--- Records supplied ---

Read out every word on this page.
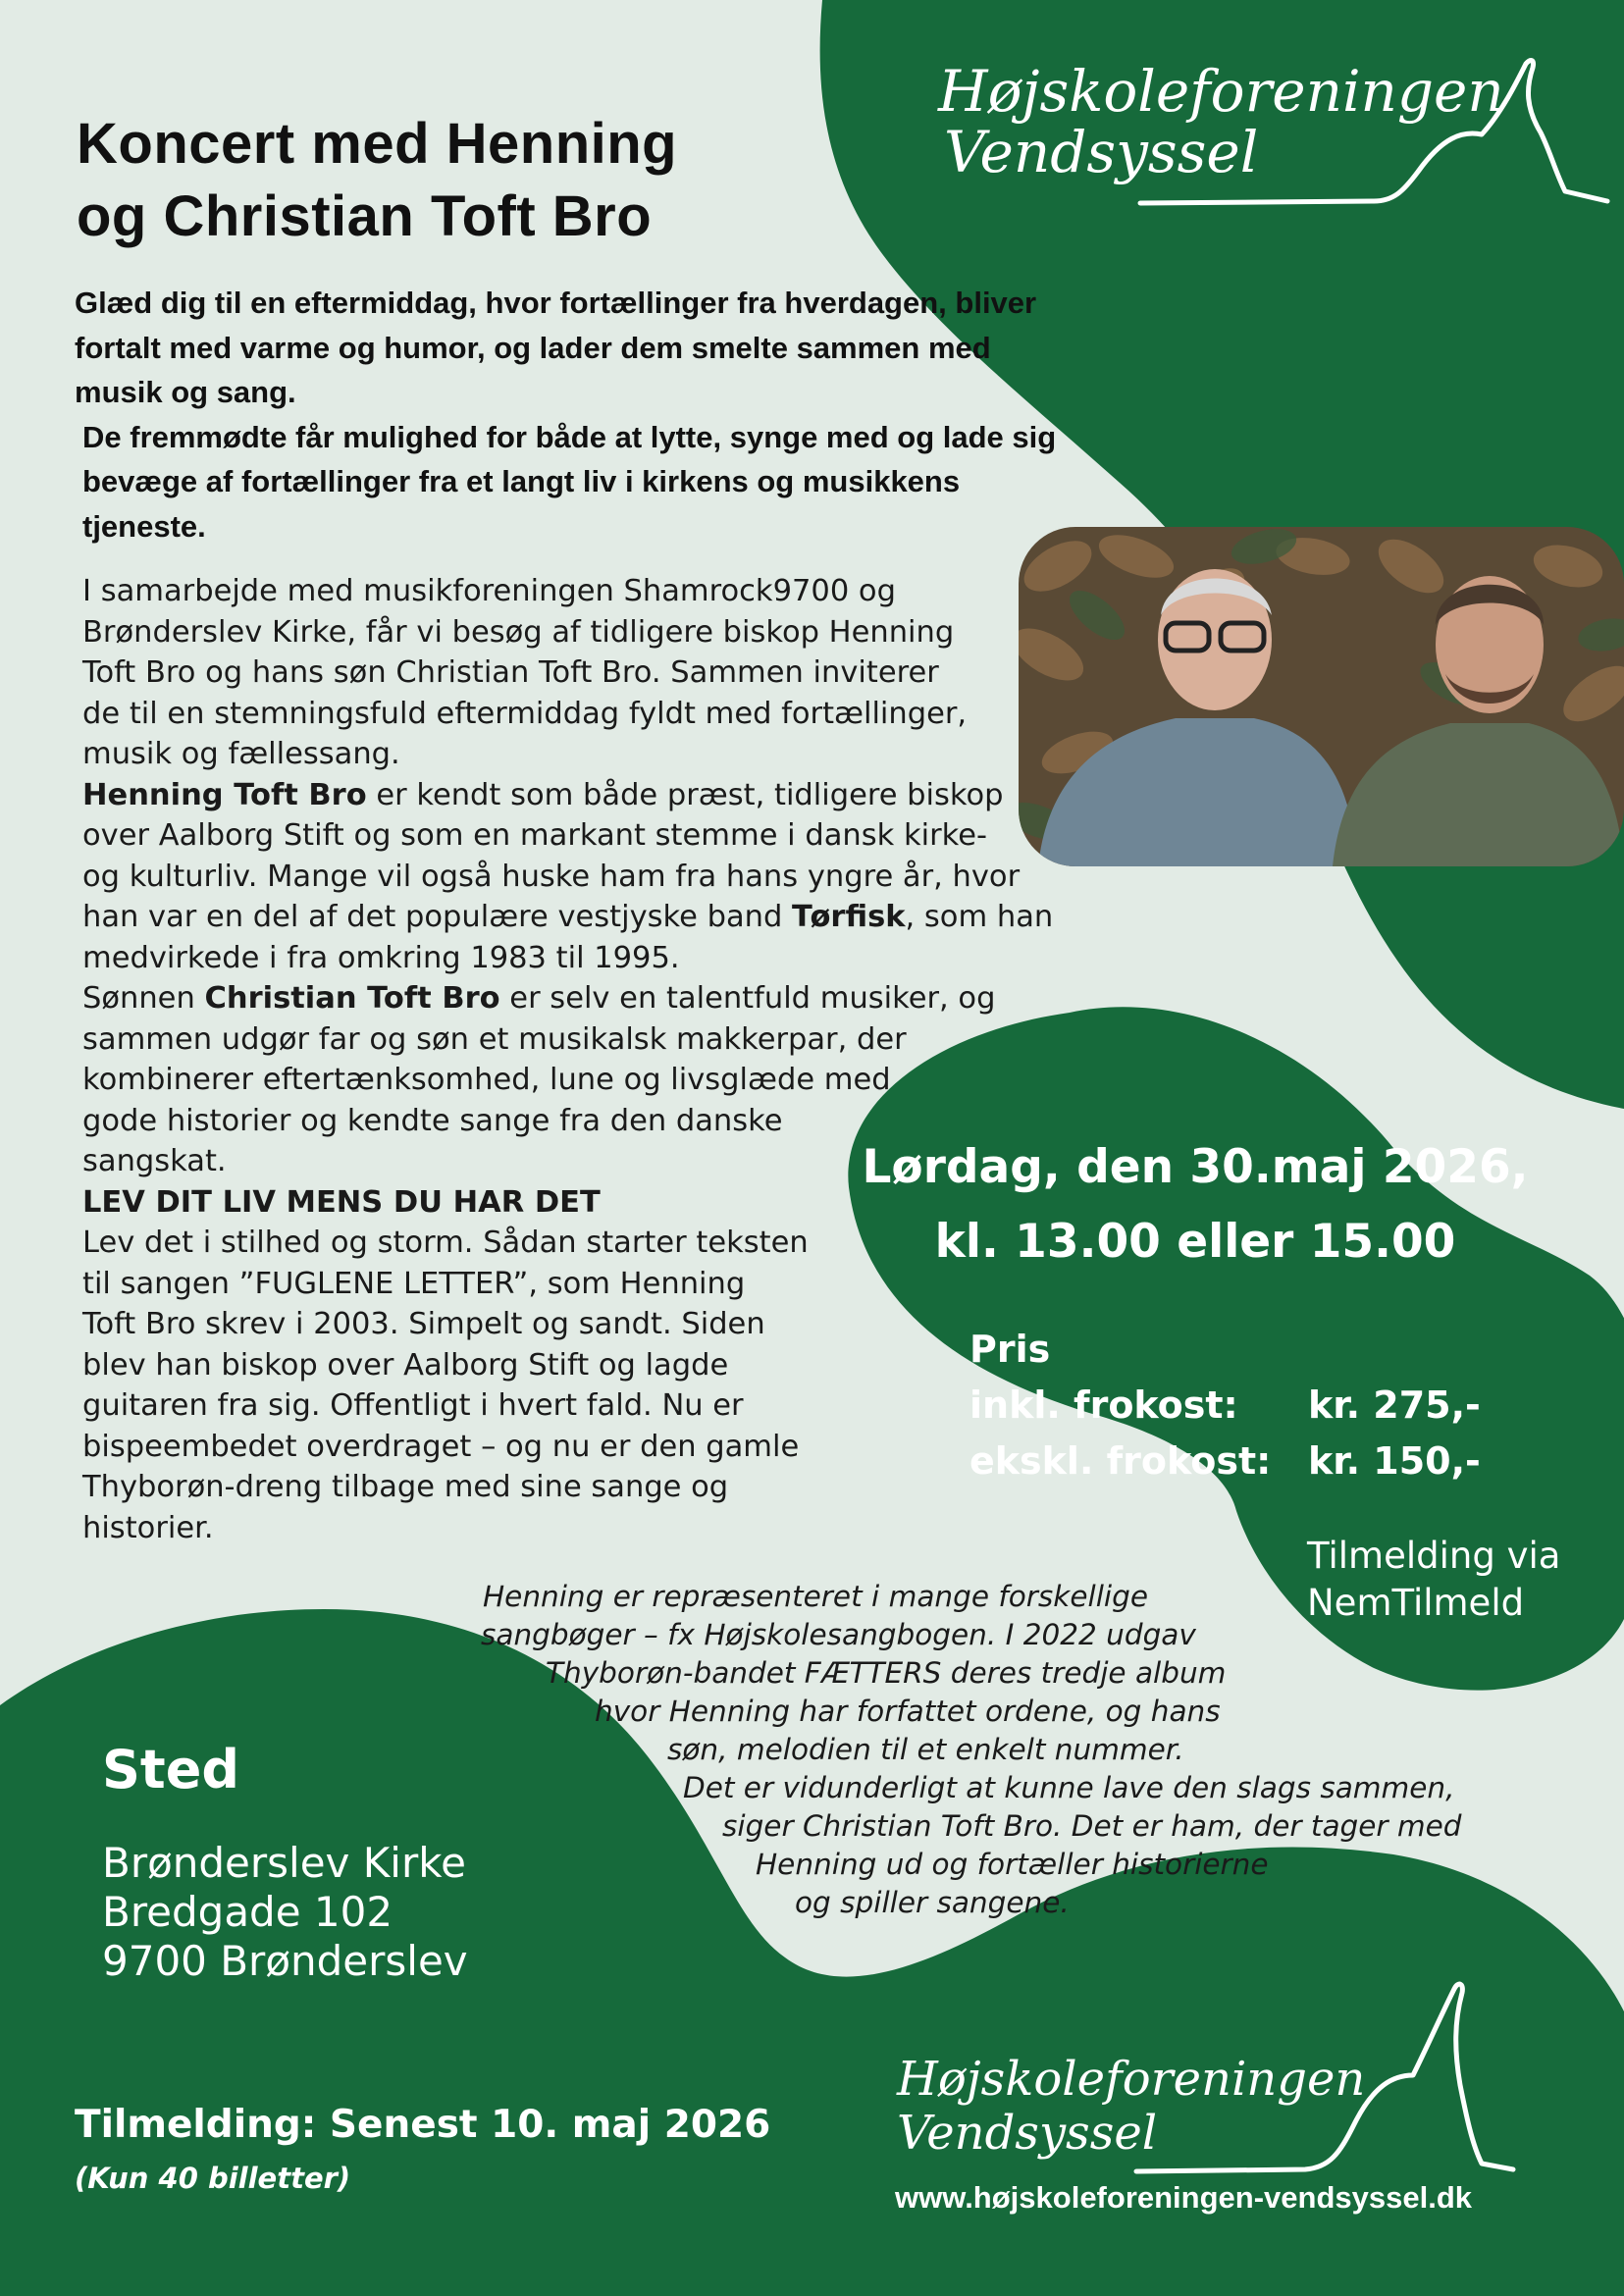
Koncert med Henning
og Christian Toft Bro

Glæd dig til en eftermiddag, hvor fortællinger fra hverdagen, bliver fortalt med varme og humor, og lader dem smelte sammen med musik og sang.

De fremmødte får mulighed for både at lytte, synge med og lade sig bevæge af fortællinger fra et langt liv i kirkens og musikkens tjeneste.

I samarbejde med musikforeningen Shamrock9700 og

Brønderslev Kirke, får vi besøg af tidligere biskop Henning

Toft Bro og hans søn Christian Toft Bro. Sammen inviterer

de til en stemningsfuld eftermiddag fyldt med fortællinger,

musik og fællessang.

Henning Toft Bro er kendt som både præst, tidligere biskop

over Aalborg Stift og som en markant stemme i dansk kirke-

og kulturliv. Mange vil også huske ham fra hans yngre år, hvor

han var en del af det populære vestjyske band Tørfisk, som han

medvirkede i fra omkring 1983 til 1995.

Sønnen Christian Toft Bro er selv en talentfuld musiker, og

sammen udgør far og søn et musikalsk makkerpar, der

kombinerer eftertænksomhed, lune og livsglæde med

gode historier og kendte sange fra den danske

sangskat.

LEV DIT LIV MENS DU HAR DET

Lev det i stilhed og storm. Sådan starter teksten

til sangen ”FUGLENE LETTER”, som Henning

Toft Bro skrev i 2003. Simpelt og sandt. Siden

blev han biskop over Aalborg Stift og lagde

guitaren fra sig. Offentligt i hvert fald. Nu er

bispeembedet overdraget – og nu er den gamle

Thyborøn-dreng tilbage med sine sange og

historier.

Lørdag, den 30.maj 2026,
kl. 13.00 eller 15.00
Pris
inkl. frokost:	kr. 275,-
ekskl. frokost: kr. 150,-
Tilmelding via
NemTilmeld
Henning er repræsenteret i mange forskellige
sangbøger – fx Højskolesangbogen. I 2022 udgav
Thyborøn-bandet FÆTTERS deres tredje album
hvor Henning har forfattet ordene, og hans
søn, melodien til et enkelt nummer.
Det er vidunderligt at kunne lave den slags sammen,
siger Christian Toft Bro. Det er ham, der tager med
Henning ud og fortæller historierne
og spiller sangene.
Sted
Brønderslev Kirke
Bredgade 102
9700 Brønderslev
Tilmelding: Senest 10. maj 2026
(Kun 40 billetter)
Højskoleforeningen
Vendsyssel
Højskoleforeningen
Vendsyssel
www.højskoleforeningen-vendsyssel.dk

---

#### Aim of the exercise:
Retype the data above exactly; pictures are not part of the copy.

#### Expected answer:
Read out every word on this page.
Koncert med Henning
og Christian Toft Bro

Glæd dig til en eftermiddag, hvor fortællinger fra hverdagen, bliver fortalt med varme og humor, og lader dem smelte sammen med musik og sang.

De fremmødte får mulighed for både at lytte, synge med og lade sig bevæge af fortællinger fra et langt liv i kirkens og musikkens tjeneste.

I samarbejde med musikforeningen Shamrock9700 og

Brønderslev Kirke, får vi besøg af tidligere biskop Henning

Toft Bro og hans søn Christian Toft Bro. Sammen inviterer

de til en stemningsfuld eftermiddag fyldt med fortællinger,

musik og fællessang.

Henning Toft Bro er kendt som både præst, tidligere biskop

over Aalborg Stift og som en markant stemme i dansk kirke-

og kulturliv. Mange vil også huske ham fra hans yngre år, hvor

han var en del af det populære vestjyske band Tørfisk, som han

medvirkede i fra omkring 1983 til 1995.

Sønnen Christian Toft Bro er selv en talentfuld musiker, og

sammen udgør far og søn et musikalsk makkerpar, der

kombinerer eftertænksomhed, lune og livsglæde med

gode historier og kendte sange fra den danske

sangskat.

LEV DIT LIV MENS DU HAR DET

Lev det i stilhed og storm. Sådan starter teksten

til sangen ”FUGLENE LETTER”, som Henning

Toft Bro skrev i 2003. Simpelt og sandt. Siden

blev han biskop over Aalborg Stift og lagde

guitaren fra sig. Offentligt i hvert fald. Nu er

bispeembedet overdraget – og nu er den gamle

Thyborøn-dreng tilbage med sine sange og

historier.

Lørdag, den 30.maj 2026,
kl. 13.00 eller 15.00
Pris
inkl. frokost:	kr. 275,-
ekskl. frokost: kr. 150,-
Tilmelding via
NemTilmeld
Henning er repræsenteret i mange forskellige
sangbøger – fx Højskolesangbogen. I 2022 udgav
Thyborøn-bandet FÆTTERS deres tredje album
hvor Henning har forfattet ordene, og hans
søn, melodien til et enkelt nummer.
Det er vidunderligt at kunne lave den slags sammen,
siger Christian Toft Bro. Det er ham, der tager med
Henning ud og fortæller historierne
og spiller sangene.
Sted
Brønderslev Kirke
Bredgade 102
9700 Brønderslev
Tilmelding: Senest 10. maj 2026
(Kun 40 billetter)
Højskoleforeningen
Vendsyssel
Højskoleforeningen
Vendsyssel
www.højskoleforeningen-vendsyssel.dk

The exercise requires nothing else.